- Fragmento
════════
En tiempos prehistóricos, las condiciones del Último Máximo Glacial pusieron a prueba la supervivencia humana como nunca antes. Frente a temperaturas extremas y escasez de recursos, el dominio del fuego se convirtió en una tecnología vital para los grupos humanos. El yacimiento de Korman’ 9, en Ucrania, ofrece una ventana única para entender cómo se utilizaba el fuego, no solo como una herramienta, sino también como un motor de organización social y cultural.
El desafío climático del Último Máximo Glacial

El Último Máximo Glacial, que tuvo lugar entre 26.500 y 19.000 años antes del presente, estuvo marcado por un clima extremo. Las bajas temperaturas y la escasez de recursos naturales obligaron a las comunidades humanas a refugiarse en zonas menos expuestas, como el suroeste de Europa y el valle del Dniéster. En este contexto, la supervivencia dependía de adaptaciones innovadoras, y el control del fuego se destacó como una de las más importantes.
════════
- Tarea
¿Qué lugares geográficos se nombran en el fragmento? Enumérelos todos. Los registros no tienen relación con el fragmento.

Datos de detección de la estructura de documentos
════════
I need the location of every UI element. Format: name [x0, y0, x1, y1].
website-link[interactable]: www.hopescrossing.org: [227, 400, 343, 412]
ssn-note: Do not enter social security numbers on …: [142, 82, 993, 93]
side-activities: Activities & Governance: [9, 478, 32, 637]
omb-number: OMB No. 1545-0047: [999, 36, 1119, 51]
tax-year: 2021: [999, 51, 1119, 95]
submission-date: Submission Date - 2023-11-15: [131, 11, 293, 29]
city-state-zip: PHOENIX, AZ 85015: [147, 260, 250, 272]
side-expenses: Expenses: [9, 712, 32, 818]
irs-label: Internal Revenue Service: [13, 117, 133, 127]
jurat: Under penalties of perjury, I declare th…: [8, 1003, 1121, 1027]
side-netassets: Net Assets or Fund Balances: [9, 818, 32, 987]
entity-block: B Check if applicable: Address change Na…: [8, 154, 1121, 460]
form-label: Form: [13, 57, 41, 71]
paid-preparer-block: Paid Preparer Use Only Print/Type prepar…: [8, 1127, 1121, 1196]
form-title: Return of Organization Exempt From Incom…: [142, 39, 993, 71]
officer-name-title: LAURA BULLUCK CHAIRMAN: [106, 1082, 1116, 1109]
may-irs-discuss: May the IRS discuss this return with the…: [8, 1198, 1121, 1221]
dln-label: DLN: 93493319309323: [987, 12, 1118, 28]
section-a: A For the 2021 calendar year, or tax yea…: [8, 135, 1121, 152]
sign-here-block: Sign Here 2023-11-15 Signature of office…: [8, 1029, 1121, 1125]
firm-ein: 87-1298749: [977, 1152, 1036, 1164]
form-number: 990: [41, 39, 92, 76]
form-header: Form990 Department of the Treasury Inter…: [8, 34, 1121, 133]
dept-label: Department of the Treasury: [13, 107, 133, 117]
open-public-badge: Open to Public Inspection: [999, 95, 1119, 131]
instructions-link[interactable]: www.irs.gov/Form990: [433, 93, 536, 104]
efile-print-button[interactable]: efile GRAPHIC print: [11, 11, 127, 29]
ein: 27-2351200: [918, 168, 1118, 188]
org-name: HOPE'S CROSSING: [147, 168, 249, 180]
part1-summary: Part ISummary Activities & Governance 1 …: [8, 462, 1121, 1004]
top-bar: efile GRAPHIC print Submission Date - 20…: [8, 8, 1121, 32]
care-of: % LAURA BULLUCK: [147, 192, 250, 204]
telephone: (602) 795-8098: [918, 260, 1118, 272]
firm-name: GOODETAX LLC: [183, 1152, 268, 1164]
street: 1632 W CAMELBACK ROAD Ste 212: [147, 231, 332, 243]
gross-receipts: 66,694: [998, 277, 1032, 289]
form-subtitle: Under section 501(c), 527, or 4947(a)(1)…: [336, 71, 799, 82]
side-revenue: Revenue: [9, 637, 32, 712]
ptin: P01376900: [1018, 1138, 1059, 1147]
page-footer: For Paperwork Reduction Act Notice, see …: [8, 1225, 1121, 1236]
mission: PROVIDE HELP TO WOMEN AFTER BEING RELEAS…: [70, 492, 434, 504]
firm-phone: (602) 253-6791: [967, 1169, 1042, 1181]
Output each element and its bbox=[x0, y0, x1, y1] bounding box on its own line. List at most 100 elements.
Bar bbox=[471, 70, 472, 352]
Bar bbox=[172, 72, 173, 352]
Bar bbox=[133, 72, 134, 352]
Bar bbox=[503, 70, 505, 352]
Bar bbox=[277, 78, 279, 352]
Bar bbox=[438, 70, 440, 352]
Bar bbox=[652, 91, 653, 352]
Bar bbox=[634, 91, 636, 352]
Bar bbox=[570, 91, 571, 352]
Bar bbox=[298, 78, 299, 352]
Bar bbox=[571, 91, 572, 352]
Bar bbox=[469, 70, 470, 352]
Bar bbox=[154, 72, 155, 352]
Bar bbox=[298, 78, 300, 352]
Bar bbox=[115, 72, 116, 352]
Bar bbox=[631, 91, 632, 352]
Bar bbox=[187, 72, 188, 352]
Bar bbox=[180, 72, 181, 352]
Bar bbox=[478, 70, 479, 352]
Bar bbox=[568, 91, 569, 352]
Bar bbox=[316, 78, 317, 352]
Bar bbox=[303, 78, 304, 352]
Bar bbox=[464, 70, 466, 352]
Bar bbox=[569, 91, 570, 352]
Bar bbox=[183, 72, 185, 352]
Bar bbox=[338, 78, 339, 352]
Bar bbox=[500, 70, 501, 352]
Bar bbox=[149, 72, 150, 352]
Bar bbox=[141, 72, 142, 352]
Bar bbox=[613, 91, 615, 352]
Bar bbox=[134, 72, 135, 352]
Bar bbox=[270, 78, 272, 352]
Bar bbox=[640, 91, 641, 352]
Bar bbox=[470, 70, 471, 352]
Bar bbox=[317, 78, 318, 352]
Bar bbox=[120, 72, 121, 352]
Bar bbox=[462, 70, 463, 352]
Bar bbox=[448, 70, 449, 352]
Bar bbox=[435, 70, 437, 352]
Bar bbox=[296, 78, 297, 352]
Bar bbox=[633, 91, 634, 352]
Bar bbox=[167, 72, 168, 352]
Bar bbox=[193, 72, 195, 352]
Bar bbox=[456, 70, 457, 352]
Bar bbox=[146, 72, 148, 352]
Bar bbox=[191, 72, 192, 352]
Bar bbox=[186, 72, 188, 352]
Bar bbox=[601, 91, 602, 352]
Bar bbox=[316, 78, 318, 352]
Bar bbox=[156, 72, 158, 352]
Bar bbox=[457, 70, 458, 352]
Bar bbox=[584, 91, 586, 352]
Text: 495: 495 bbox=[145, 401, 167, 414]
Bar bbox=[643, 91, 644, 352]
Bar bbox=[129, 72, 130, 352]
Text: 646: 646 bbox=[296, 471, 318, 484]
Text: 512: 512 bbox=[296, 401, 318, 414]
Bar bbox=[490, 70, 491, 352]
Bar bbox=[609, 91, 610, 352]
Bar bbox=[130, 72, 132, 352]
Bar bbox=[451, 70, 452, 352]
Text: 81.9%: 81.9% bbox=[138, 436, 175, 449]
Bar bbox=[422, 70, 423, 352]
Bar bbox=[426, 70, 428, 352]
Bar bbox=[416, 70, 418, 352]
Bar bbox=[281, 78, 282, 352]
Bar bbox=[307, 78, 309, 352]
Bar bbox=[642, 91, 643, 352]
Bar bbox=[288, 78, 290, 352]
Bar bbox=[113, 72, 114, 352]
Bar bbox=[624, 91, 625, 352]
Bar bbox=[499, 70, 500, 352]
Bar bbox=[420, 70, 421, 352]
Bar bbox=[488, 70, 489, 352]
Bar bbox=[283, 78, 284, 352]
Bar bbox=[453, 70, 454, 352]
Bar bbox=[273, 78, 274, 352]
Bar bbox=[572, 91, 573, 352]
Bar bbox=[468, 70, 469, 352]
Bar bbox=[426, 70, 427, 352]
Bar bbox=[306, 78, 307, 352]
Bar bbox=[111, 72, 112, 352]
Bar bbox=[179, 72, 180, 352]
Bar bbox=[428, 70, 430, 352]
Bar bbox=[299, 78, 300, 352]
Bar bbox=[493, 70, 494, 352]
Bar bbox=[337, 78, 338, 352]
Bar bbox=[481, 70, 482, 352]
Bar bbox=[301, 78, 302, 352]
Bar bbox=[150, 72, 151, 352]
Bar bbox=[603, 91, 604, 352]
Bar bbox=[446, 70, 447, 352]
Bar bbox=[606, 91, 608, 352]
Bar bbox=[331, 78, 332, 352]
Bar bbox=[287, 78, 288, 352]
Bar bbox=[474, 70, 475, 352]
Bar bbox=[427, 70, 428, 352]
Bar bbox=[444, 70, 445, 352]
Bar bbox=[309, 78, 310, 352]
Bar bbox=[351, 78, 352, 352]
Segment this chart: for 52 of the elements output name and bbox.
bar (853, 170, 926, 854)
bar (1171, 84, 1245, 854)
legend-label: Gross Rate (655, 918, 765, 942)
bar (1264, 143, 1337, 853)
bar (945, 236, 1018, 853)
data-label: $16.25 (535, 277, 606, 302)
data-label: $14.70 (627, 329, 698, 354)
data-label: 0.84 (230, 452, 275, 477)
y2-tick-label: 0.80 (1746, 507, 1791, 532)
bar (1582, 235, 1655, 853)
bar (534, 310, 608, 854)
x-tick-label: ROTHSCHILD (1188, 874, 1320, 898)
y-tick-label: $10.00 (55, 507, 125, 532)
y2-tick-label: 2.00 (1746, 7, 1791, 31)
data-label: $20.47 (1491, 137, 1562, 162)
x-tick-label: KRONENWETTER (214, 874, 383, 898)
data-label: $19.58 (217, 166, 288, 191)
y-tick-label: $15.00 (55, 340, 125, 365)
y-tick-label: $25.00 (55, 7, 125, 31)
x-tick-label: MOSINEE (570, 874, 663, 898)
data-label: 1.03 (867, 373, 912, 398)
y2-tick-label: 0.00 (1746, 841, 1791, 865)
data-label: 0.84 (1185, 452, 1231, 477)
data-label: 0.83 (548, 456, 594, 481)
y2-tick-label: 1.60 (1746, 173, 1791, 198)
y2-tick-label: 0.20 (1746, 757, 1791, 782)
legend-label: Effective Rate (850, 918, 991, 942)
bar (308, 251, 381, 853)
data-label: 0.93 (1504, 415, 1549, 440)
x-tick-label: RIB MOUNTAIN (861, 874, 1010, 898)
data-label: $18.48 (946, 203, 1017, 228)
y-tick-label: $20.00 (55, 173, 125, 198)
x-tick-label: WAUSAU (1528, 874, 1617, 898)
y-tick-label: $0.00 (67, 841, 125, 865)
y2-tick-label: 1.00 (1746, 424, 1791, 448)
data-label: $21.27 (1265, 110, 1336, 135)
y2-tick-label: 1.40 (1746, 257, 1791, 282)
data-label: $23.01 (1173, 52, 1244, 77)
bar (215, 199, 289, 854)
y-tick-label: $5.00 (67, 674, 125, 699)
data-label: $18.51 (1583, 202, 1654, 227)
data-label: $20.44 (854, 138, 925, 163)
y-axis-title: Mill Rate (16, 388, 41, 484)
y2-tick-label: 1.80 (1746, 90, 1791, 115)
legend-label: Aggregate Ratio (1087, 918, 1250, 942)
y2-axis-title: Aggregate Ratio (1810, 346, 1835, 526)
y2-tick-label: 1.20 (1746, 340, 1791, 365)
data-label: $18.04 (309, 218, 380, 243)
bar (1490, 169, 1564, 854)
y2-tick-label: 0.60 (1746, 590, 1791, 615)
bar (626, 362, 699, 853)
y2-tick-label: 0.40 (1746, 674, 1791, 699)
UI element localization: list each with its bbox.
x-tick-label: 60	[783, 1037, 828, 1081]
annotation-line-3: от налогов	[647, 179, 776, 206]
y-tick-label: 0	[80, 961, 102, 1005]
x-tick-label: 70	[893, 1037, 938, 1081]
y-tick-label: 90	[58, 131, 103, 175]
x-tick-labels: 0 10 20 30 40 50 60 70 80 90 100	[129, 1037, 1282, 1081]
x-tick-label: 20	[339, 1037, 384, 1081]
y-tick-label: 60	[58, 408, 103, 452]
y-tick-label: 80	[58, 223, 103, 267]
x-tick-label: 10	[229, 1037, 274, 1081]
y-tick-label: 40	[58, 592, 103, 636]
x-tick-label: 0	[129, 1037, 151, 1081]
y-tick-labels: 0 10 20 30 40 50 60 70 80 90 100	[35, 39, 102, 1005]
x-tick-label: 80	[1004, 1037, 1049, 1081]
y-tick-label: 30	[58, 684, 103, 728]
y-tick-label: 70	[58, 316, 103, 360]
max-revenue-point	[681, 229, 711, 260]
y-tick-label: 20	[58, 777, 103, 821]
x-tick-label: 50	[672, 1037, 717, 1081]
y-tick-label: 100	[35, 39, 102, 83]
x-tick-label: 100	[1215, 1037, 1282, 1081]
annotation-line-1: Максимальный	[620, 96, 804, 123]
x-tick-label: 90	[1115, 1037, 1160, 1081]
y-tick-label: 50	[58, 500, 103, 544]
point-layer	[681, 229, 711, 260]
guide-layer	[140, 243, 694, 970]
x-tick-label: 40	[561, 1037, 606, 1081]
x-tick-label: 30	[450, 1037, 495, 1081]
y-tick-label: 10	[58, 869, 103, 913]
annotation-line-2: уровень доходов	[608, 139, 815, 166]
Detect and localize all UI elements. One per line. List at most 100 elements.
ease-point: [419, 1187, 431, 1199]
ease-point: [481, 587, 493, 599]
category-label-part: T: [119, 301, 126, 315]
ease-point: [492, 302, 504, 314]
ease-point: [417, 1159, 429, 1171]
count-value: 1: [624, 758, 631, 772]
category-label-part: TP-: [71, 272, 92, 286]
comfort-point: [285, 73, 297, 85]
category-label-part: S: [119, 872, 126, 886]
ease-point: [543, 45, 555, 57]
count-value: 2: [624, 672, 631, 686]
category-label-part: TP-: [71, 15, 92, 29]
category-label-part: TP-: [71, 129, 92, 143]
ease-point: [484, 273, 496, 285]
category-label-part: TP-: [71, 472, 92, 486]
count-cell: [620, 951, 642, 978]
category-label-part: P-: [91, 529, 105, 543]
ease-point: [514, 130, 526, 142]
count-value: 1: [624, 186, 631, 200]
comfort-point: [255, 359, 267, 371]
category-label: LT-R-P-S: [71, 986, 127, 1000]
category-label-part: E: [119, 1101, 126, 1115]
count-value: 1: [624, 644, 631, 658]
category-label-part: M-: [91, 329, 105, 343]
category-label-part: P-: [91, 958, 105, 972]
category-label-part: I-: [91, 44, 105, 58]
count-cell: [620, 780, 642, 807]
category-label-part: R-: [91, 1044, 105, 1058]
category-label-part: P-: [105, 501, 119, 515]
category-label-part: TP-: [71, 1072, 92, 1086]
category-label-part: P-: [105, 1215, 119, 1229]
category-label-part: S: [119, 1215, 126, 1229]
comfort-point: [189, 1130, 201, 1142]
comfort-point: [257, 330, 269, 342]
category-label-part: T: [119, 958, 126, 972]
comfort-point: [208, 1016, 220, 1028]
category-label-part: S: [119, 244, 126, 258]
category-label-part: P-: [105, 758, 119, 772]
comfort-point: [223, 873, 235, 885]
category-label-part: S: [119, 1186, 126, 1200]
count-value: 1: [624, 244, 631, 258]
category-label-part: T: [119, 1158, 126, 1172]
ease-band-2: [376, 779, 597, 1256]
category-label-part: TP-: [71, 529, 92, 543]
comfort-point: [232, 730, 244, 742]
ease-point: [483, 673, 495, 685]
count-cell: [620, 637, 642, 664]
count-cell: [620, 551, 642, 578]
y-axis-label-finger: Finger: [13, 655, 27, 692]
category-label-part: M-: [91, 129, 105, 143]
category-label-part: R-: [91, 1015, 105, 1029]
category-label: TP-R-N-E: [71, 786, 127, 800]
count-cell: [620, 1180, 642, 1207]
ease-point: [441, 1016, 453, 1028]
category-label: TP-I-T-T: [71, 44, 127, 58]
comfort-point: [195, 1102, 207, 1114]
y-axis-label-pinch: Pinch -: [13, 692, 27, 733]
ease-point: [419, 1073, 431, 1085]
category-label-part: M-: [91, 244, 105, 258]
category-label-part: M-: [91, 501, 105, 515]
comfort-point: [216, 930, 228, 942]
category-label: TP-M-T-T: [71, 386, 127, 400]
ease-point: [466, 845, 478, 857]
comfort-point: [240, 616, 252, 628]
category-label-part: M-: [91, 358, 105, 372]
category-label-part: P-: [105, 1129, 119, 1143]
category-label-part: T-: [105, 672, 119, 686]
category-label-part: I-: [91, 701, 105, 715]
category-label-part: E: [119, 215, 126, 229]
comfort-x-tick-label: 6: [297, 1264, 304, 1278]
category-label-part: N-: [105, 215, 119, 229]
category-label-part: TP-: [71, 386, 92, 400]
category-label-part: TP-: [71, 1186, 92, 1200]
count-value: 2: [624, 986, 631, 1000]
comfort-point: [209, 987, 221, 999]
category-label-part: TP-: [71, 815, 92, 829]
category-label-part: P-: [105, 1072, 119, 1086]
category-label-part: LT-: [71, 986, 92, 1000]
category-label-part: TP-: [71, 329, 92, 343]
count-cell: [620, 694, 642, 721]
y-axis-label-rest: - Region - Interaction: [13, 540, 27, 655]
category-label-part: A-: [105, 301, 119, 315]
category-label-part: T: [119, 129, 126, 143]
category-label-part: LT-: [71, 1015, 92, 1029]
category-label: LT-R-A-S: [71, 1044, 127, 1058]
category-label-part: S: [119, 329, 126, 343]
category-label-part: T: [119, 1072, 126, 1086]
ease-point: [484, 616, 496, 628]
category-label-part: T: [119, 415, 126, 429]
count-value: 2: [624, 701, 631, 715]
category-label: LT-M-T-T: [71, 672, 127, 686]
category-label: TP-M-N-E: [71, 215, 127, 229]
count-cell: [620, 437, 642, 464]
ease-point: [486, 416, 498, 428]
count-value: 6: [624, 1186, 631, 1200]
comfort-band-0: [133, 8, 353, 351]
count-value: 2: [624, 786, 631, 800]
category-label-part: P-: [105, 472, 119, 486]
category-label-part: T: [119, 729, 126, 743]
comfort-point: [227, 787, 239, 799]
════════
- Solución
- Korman’ 9
- Ucrania
- el suroeste de Europa
- el valle del Dniéster